Write out the full set of records exactly. Any pictures in them do not belong in the copy.

+++

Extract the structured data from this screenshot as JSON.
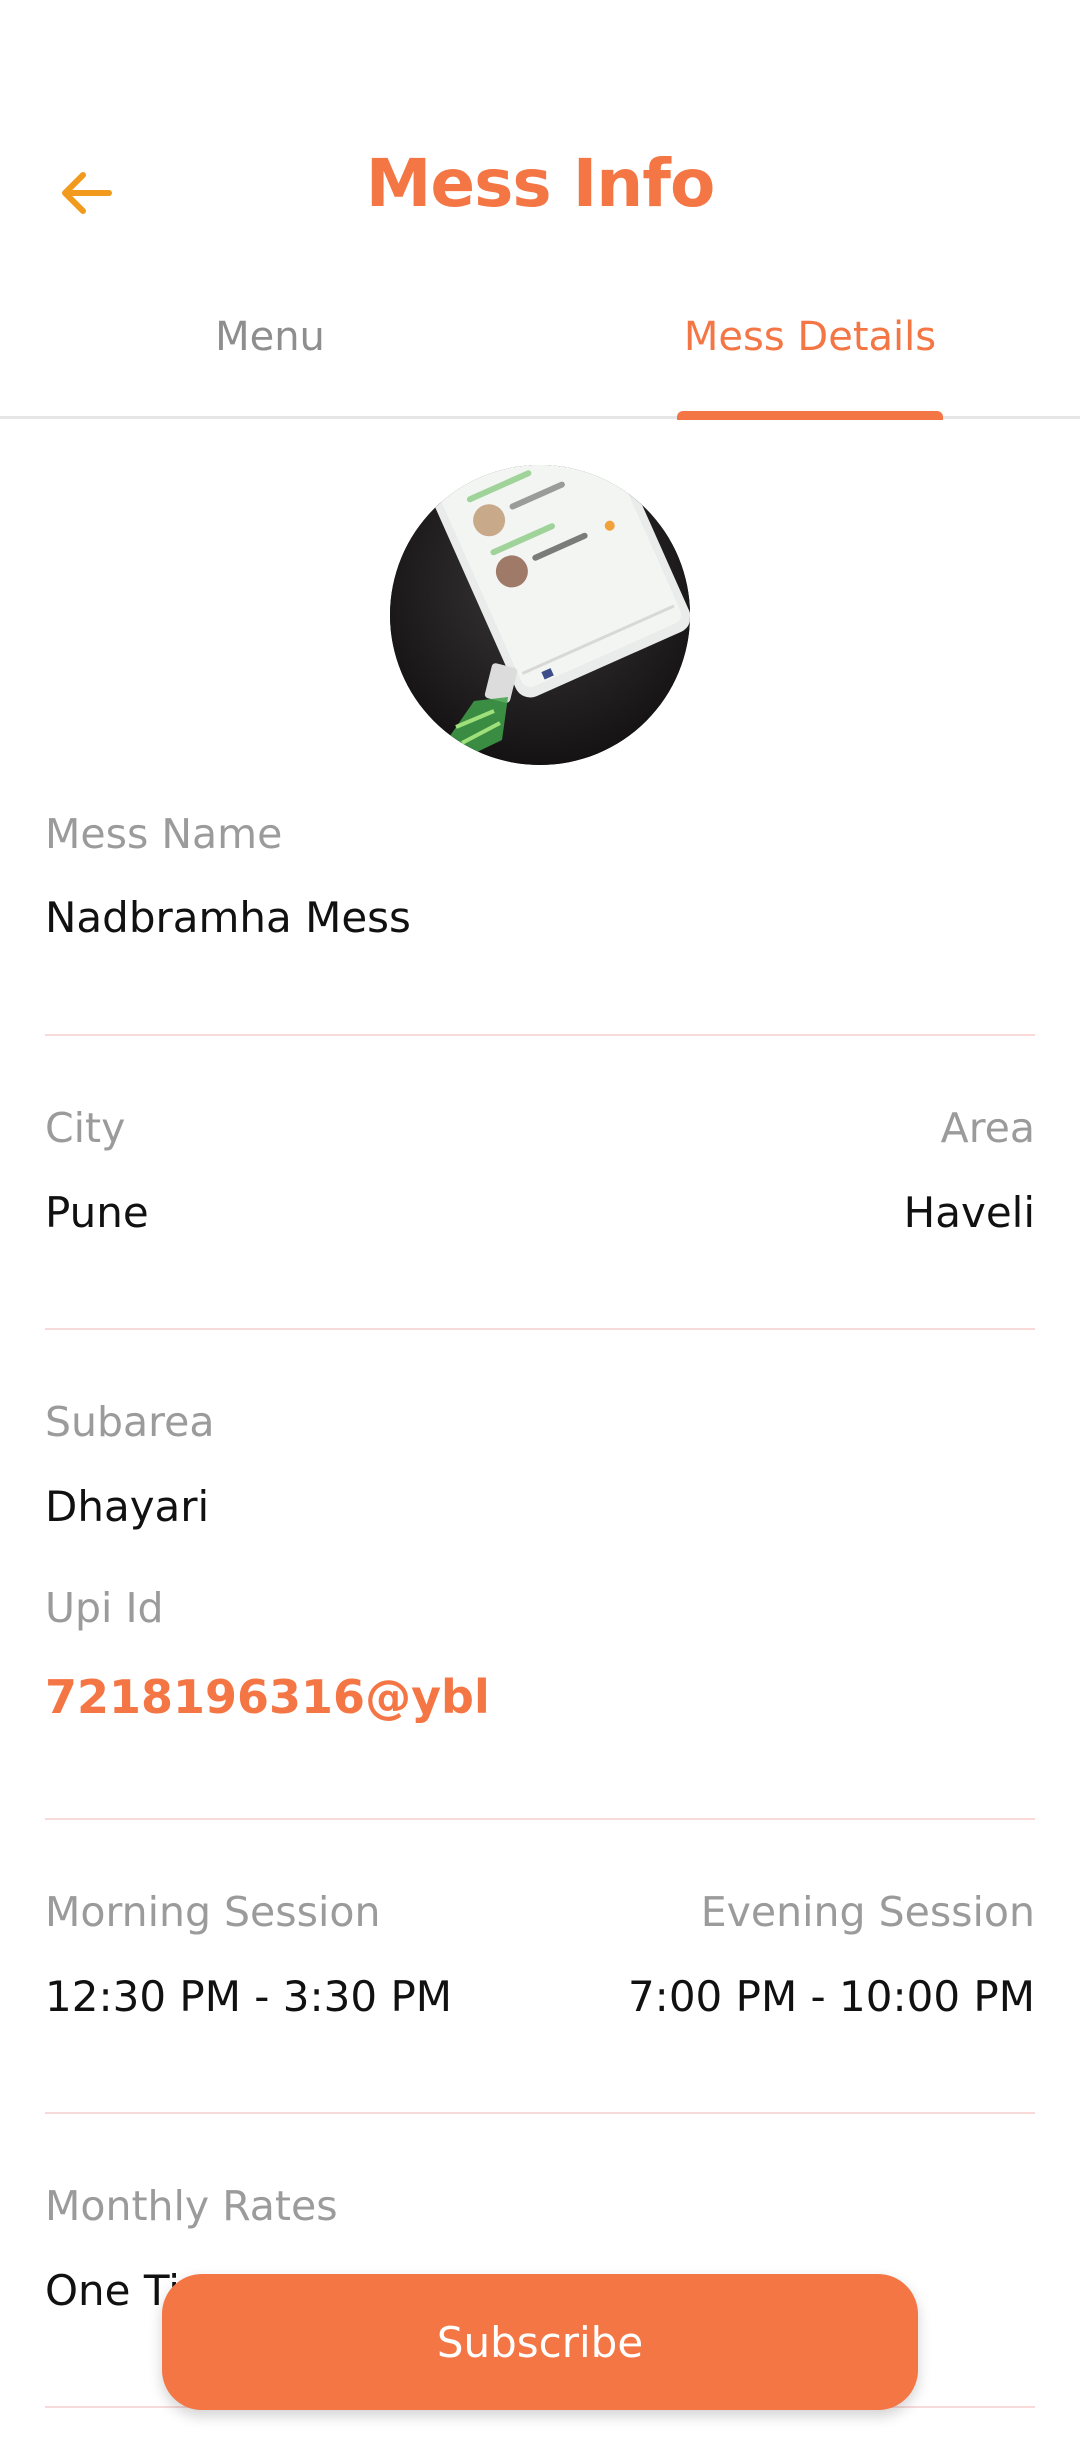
{
  "header": {
    "title": "Mess Info",
    "back_icon": "arrow-left-icon"
  },
  "tabs": [
    {
      "label": "Menu",
      "active": false
    },
    {
      "label": "Mess Details",
      "active": true
    }
  ],
  "colors": {
    "accent": "#F47645",
    "back_arrow": "#F29A1E",
    "label": "#9b9b9b",
    "divider": "#f9dada"
  },
  "details": {
    "mess_name": {
      "label": "Mess Name",
      "value": "Nadbramha Mess"
    },
    "city": {
      "label": "City",
      "value": "Pune"
    },
    "area": {
      "label": "Area",
      "value": "Haveli"
    },
    "subarea": {
      "label": "Subarea",
      "value": "Dhayari"
    },
    "upi": {
      "label": "Upi Id",
      "value": "7218196316@ybl"
    },
    "morning": {
      "label": "Morning Session",
      "value": "12:30 PM - 3:30 PM"
    },
    "evening": {
      "label": "Evening Session",
      "value": "7:00 PM - 10:00 PM"
    },
    "monthly": {
      "label": "Monthly Rates",
      "value": "One Ti"
    }
  },
  "actions": {
    "subscribe_label": "Subscribe"
  }
}
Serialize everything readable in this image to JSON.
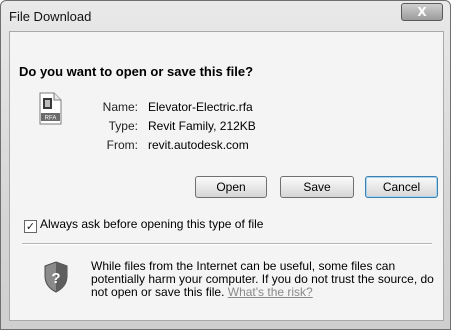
{
  "window": {
    "title": "File Download",
    "close_label": "X"
  },
  "dialog": {
    "question": "Do you want to open or save this file?",
    "file": {
      "icon_label": "RFA",
      "name_label": "Name:",
      "name_value": "Elevator-Electric.rfa",
      "type_label": "Type:",
      "type_value": "Revit Family, 212KB",
      "from_label": "From:",
      "from_value": "revit.autodesk.com"
    },
    "buttons": {
      "open": "Open",
      "save": "Save",
      "cancel": "Cancel"
    },
    "always_ask": {
      "checked": true,
      "label": "Always ask before opening this type of file"
    },
    "warning": {
      "text": "While files from the Internet can be useful, some files can potentially harm your computer. If you do not trust the source, do not open or save this file. ",
      "link": "What's the risk?"
    }
  },
  "icons": {
    "file": "file-icon",
    "shield": "shield-icon",
    "close": "close-icon",
    "check": "check-icon"
  }
}
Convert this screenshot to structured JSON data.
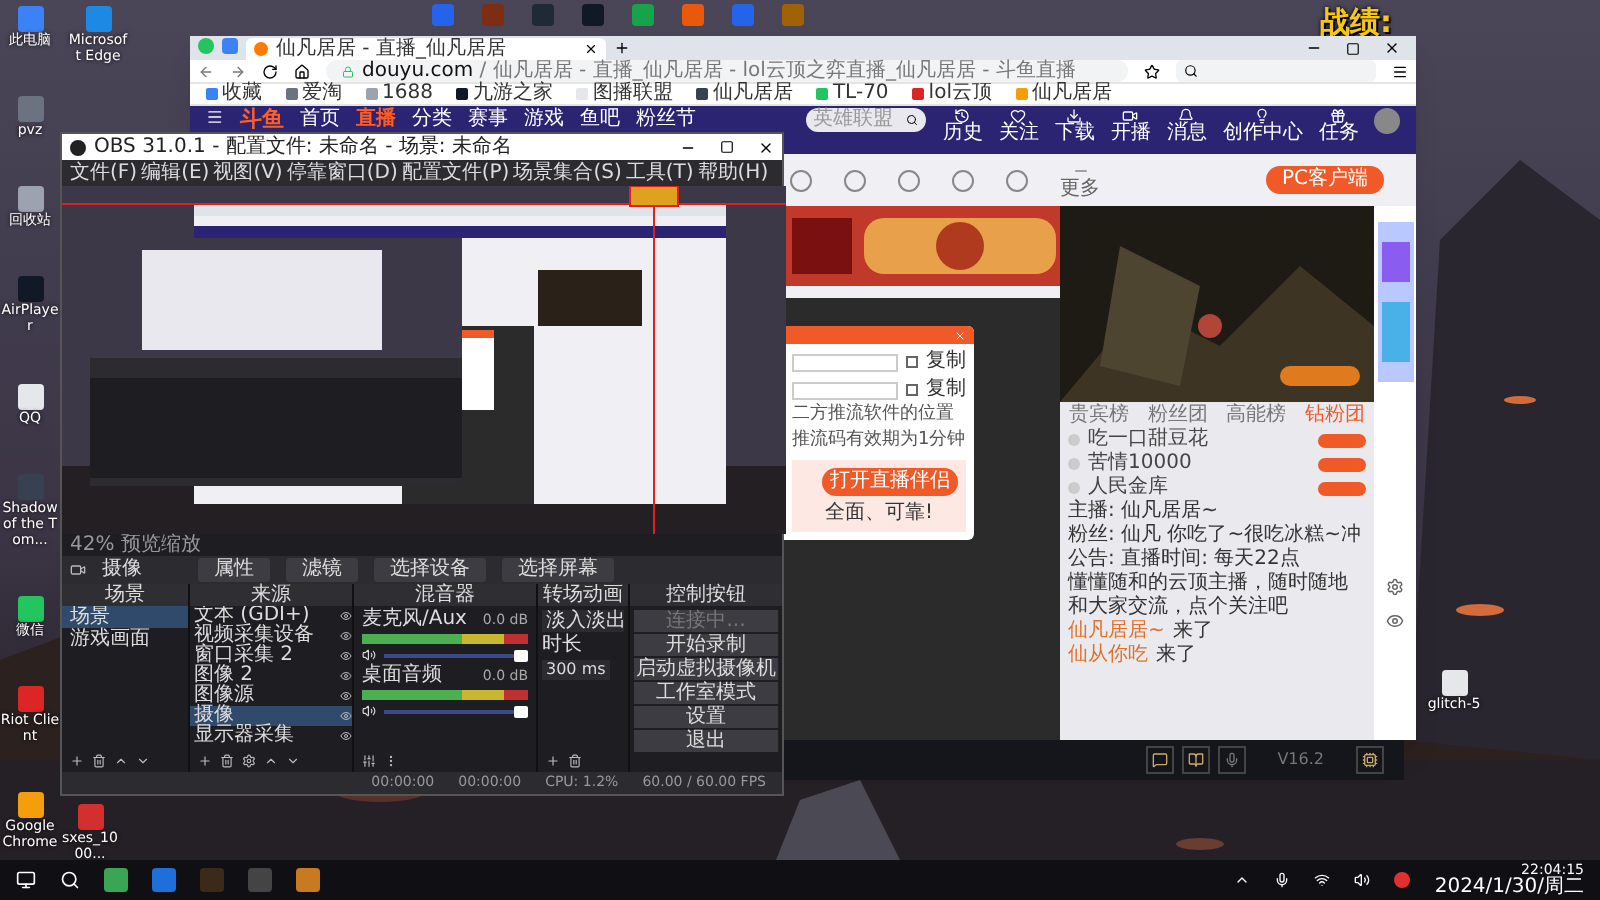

+++

THE SOLUTION:
Extract the structured data from this screenshot as JSON.
{
  "header": {
    "title": "Mess Info",
    "back_icon": "arrow-left-icon"
  },
  "tabs": [
    {
      "label": "Menu",
      "active": false
    },
    {
      "label": "Mess Details",
      "active": true
    }
  ],
  "colors": {
    "accent": "#F47645",
    "back_arrow": "#F29A1E",
    "label": "#9b9b9b",
    "divider": "#f9dada"
  },
  "details": {
    "mess_name": {
      "label": "Mess Name",
      "value": "Nadbramha Mess"
    },
    "city": {
      "label": "City",
      "value": "Pune"
    },
    "area": {
      "label": "Area",
      "value": "Haveli"
    },
    "subarea": {
      "label": "Subarea",
      "value": "Dhayari"
    },
    "upi": {
      "label": "Upi Id",
      "value": "7218196316@ybl"
    },
    "morning": {
      "label": "Morning Session",
      "value": "12:30 PM - 3:30 PM"
    },
    "evening": {
      "label": "Evening Session",
      "value": "7:00 PM - 10:00 PM"
    },
    "monthly": {
      "label": "Monthly Rates",
      "value": "One Ti"
    }
  },
  "actions": {
    "subscribe_label": "Subscribe"
  }
}
Serialize everything readable in this image to JSON.
{
  "window": {
    "title": "File Download",
    "close_label": "X"
  },
  "dialog": {
    "question": "Do you want to open or save this file?",
    "file": {
      "icon_label": "RFA",
      "name_label": "Name:",
      "name_value": "Elevator-Electric.rfa",
      "type_label": "Type:",
      "type_value": "Revit Family, 212KB",
      "from_label": "From:",
      "from_value": "revit.autodesk.com"
    },
    "buttons": {
      "open": "Open",
      "save": "Save",
      "cancel": "Cancel"
    },
    "always_ask": {
      "checked": true,
      "label": "Always ask before opening this type of file"
    },
    "warning": {
      "text": "While files from the Internet can be useful, some files can potentially harm your computer. If you do not trust the source, do not open or save this file. ",
      "link": "What's the risk?"
    }
  },
  "icons": {
    "file": "file-icon",
    "shield": "shield-icon",
    "close": "close-icon",
    "check": "check-icon"
  }
}
Convert this screenshot to structured JSON data.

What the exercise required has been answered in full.